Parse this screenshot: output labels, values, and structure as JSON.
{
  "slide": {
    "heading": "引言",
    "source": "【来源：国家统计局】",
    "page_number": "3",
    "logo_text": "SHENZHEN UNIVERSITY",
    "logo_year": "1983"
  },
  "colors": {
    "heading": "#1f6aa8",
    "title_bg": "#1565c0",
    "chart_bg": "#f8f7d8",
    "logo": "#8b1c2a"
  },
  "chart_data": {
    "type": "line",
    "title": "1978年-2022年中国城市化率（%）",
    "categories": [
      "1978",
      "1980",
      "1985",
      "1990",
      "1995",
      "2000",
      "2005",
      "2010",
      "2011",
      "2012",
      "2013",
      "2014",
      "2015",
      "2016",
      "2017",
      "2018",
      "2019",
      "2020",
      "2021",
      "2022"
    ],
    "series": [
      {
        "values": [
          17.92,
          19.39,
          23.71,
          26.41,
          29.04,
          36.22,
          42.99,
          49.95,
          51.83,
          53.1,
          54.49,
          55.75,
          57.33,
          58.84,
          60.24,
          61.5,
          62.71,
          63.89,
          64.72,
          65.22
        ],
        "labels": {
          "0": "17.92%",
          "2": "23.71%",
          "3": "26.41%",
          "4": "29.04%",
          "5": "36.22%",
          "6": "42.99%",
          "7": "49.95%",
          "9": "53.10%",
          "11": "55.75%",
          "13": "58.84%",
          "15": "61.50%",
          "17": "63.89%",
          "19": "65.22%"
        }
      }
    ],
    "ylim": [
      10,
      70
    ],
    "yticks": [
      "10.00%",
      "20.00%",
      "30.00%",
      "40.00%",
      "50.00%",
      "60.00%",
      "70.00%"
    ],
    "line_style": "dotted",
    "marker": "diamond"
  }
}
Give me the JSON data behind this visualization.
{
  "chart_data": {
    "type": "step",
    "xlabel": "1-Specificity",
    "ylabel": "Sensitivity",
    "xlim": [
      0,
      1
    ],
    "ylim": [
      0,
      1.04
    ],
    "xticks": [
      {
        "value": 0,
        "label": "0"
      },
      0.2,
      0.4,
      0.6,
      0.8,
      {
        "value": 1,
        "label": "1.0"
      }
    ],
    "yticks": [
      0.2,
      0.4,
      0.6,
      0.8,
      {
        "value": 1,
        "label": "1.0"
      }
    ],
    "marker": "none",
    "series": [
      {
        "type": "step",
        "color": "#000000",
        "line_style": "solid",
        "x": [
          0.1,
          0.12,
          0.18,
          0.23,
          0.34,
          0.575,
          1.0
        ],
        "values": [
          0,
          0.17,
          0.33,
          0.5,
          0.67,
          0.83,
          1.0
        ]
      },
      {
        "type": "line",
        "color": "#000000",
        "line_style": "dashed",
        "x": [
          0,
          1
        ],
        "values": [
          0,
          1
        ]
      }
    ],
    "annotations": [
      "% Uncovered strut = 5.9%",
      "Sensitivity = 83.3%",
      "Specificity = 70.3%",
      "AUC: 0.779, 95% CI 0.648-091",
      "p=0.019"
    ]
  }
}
◇ ◇ ◇ ◇
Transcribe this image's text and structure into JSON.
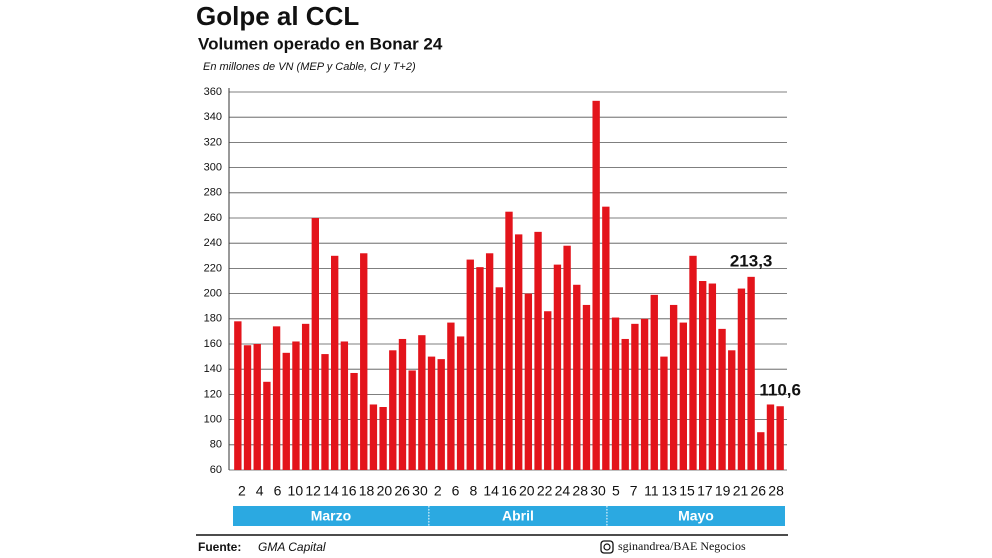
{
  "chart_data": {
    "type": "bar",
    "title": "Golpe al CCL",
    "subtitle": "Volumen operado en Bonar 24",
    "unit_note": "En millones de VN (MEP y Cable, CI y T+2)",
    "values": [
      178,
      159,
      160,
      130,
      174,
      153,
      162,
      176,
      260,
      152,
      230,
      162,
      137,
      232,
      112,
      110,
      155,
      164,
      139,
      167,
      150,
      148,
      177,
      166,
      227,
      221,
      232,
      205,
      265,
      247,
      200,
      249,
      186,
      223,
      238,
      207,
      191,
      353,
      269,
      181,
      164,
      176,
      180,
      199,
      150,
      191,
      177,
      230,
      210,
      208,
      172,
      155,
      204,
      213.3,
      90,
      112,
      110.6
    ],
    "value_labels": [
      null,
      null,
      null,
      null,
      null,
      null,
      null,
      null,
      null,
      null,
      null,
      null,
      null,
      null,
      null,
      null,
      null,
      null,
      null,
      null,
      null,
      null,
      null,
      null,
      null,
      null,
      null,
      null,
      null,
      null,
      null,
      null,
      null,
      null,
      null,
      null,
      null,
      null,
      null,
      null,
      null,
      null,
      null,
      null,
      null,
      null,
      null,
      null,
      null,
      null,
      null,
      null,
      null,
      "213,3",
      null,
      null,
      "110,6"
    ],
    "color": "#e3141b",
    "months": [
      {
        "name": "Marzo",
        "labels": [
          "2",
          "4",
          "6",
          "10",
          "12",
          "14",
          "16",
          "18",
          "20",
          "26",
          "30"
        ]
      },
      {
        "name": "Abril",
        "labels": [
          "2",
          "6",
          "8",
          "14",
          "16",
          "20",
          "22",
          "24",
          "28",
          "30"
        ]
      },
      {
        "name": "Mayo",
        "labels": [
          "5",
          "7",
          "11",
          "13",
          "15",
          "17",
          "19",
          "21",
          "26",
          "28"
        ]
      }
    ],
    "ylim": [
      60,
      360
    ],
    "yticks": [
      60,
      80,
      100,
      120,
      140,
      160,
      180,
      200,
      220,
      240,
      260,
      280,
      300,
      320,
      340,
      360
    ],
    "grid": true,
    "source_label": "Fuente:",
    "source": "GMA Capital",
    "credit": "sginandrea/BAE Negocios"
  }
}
◇ ◇ ◇ ◇
Required task - Filter the entries above down to the lines containing the word "Sensitivity".

Reply to the task -
    "ylabel": "Sensitivity",
      "Sensitivity = 83.3%",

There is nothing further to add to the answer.